• **Exercise task**
Extract the listing in its entirety, keeping each line identical to the original.

Records about charts and figures
•••••

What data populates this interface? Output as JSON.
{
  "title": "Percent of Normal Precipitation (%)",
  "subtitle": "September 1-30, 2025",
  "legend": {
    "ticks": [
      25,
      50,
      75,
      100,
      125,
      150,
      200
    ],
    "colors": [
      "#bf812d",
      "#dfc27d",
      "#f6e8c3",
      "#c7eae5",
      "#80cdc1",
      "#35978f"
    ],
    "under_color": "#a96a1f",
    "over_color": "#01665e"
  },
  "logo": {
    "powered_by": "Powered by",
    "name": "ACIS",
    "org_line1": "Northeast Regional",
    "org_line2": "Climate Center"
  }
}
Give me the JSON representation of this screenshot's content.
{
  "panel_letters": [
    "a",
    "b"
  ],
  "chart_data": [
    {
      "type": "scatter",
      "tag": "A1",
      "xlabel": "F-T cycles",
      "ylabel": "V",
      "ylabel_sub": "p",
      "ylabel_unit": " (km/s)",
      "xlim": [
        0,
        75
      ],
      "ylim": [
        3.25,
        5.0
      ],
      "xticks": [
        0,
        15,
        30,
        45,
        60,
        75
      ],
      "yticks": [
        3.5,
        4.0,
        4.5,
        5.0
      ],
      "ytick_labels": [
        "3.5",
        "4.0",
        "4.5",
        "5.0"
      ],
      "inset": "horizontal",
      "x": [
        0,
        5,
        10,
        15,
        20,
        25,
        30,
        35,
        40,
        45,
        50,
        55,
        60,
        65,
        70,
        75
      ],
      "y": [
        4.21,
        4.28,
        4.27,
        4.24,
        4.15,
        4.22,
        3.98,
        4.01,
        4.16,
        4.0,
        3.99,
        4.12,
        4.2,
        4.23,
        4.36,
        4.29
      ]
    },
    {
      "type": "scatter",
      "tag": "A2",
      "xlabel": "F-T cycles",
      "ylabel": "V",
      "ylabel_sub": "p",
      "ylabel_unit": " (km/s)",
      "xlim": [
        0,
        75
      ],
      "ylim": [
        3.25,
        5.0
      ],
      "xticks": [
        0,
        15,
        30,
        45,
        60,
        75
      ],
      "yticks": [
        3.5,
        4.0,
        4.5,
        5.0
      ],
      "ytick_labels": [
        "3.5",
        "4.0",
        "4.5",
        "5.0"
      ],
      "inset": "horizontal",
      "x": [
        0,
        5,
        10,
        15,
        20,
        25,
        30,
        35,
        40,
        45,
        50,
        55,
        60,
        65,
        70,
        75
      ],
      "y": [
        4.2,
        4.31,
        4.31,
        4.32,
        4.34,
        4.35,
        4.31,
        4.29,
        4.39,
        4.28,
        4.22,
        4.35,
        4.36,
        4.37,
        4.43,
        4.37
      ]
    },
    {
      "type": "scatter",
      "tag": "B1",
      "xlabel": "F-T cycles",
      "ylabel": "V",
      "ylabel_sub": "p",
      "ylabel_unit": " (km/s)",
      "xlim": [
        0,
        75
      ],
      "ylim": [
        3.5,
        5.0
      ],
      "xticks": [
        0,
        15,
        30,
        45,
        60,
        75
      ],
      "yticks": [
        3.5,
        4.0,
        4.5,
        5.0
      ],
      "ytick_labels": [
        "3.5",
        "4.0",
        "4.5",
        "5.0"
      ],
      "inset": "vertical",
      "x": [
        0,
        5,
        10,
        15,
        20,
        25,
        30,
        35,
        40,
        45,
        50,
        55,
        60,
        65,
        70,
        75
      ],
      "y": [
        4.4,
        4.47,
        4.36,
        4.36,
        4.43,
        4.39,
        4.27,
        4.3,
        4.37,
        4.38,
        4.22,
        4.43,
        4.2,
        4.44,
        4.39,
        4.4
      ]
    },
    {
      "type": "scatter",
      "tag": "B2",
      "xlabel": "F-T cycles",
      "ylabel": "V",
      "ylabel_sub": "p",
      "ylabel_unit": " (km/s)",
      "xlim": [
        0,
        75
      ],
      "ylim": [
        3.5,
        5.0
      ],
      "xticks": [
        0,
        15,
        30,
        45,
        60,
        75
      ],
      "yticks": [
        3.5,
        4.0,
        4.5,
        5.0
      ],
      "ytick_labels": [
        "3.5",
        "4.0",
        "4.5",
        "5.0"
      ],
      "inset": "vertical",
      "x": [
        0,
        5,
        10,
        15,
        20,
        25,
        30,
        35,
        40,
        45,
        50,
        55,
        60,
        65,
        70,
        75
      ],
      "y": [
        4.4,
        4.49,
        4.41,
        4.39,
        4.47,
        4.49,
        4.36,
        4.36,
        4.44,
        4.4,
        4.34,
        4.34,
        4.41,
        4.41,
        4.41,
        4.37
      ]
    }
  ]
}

•••••

• **The solution**
What data populates this interface? Output as JSON.
{
  "title": "Percent of Normal Precipitation (%)",
  "subtitle": "September 1-30, 2025",
  "legend": {
    "ticks": [
      25,
      50,
      75,
      100,
      125,
      150,
      200
    ],
    "colors": [
      "#bf812d",
      "#dfc27d",
      "#f6e8c3",
      "#c7eae5",
      "#80cdc1",
      "#35978f"
    ],
    "under_color": "#a96a1f",
    "over_color": "#01665e"
  },
  "logo": {
    "powered_by": "Powered by",
    "name": "ACIS",
    "org_line1": "Northeast Regional",
    "org_line2": "Climate Center"
  }
}
Give me the JSON representation of this screenshot's content.
{
  "panel_letters": [
    "a",
    "b"
  ],
  "chart_data": [
    {
      "type": "scatter",
      "tag": "A1",
      "xlabel": "F-T cycles",
      "ylabel": "V",
      "ylabel_sub": "p",
      "ylabel_unit": " (km/s)",
      "xlim": [
        0,
        75
      ],
      "ylim": [
        3.25,
        5.0
      ],
      "xticks": [
        0,
        15,
        30,
        45,
        60,
        75
      ],
      "yticks": [
        3.5,
        4.0,
        4.5,
        5.0
      ],
      "ytick_labels": [
        "3.5",
        "4.0",
        "4.5",
        "5.0"
      ],
      "inset": "horizontal",
      "x": [
        0,
        5,
        10,
        15,
        20,
        25,
        30,
        35,
        40,
        45,
        50,
        55,
        60,
        65,
        70,
        75
      ],
      "y": [
        4.21,
        4.28,
        4.27,
        4.24,
        4.15,
        4.22,
        3.98,
        4.01,
        4.16,
        4.0,
        3.99,
        4.12,
        4.2,
        4.23,
        4.36,
        4.29
      ]
    },
    {
      "type": "scatter",
      "tag": "A2",
      "xlabel": "F-T cycles",
      "ylabel": "V",
      "ylabel_sub": "p",
      "ylabel_unit": " (km/s)",
      "xlim": [
        0,
        75
      ],
      "ylim": [
        3.25,
        5.0
      ],
      "xticks": [
        0,
        15,
        30,
        45,
        60,
        75
      ],
      "yticks": [
        3.5,
        4.0,
        4.5,
        5.0
      ],
      "ytick_labels": [
        "3.5",
        "4.0",
        "4.5",
        "5.0"
      ],
      "inset": "horizontal",
      "x": [
        0,
        5,
        10,
        15,
        20,
        25,
        30,
        35,
        40,
        45,
        50,
        55,
        60,
        65,
        70,
        75
      ],
      "y": [
        4.2,
        4.31,
        4.31,
        4.32,
        4.34,
        4.35,
        4.31,
        4.29,
        4.39,
        4.28,
        4.22,
        4.35,
        4.36,
        4.37,
        4.43,
        4.37
      ]
    },
    {
      "type": "scatter",
      "tag": "B1",
      "xlabel": "F-T cycles",
      "ylabel": "V",
      "ylabel_sub": "p",
      "ylabel_unit": " (km/s)",
      "xlim": [
        0,
        75
      ],
      "ylim": [
        3.5,
        5.0
      ],
      "xticks": [
        0,
        15,
        30,
        45,
        60,
        75
      ],
      "yticks": [
        3.5,
        4.0,
        4.5,
        5.0
      ],
      "ytick_labels": [
        "3.5",
        "4.0",
        "4.5",
        "5.0"
      ],
      "inset": "vertical",
      "x": [
        0,
        5,
        10,
        15,
        20,
        25,
        30,
        35,
        40,
        45,
        50,
        55,
        60,
        65,
        70,
        75
      ],
      "y": [
        4.4,
        4.47,
        4.36,
        4.36,
        4.43,
        4.39,
        4.27,
        4.3,
        4.37,
        4.38,
        4.22,
        4.43,
        4.2,
        4.44,
        4.39,
        4.4
      ]
    },
    {
      "type": "scatter",
      "tag": "B2",
      "xlabel": "F-T cycles",
      "ylabel": "V",
      "ylabel_sub": "p",
      "ylabel_unit": " (km/s)",
      "xlim": [
        0,
        75
      ],
      "ylim": [
        3.5,
        5.0
      ],
      "xticks": [
        0,
        15,
        30,
        45,
        60,
        75
      ],
      "yticks": [
        3.5,
        4.0,
        4.5,
        5.0
      ],
      "ytick_labels": [
        "3.5",
        "4.0",
        "4.5",
        "5.0"
      ],
      "inset": "vertical",
      "x": [
        0,
        5,
        10,
        15,
        20,
        25,
        30,
        35,
        40,
        45,
        50,
        55,
        60,
        65,
        70,
        75
      ],
      "y": [
        4.4,
        4.49,
        4.41,
        4.39,
        4.47,
        4.49,
        4.36,
        4.36,
        4.44,
        4.4,
        4.34,
        4.34,
        4.41,
        4.41,
        4.41,
        4.37
      ]
    }
  ]
}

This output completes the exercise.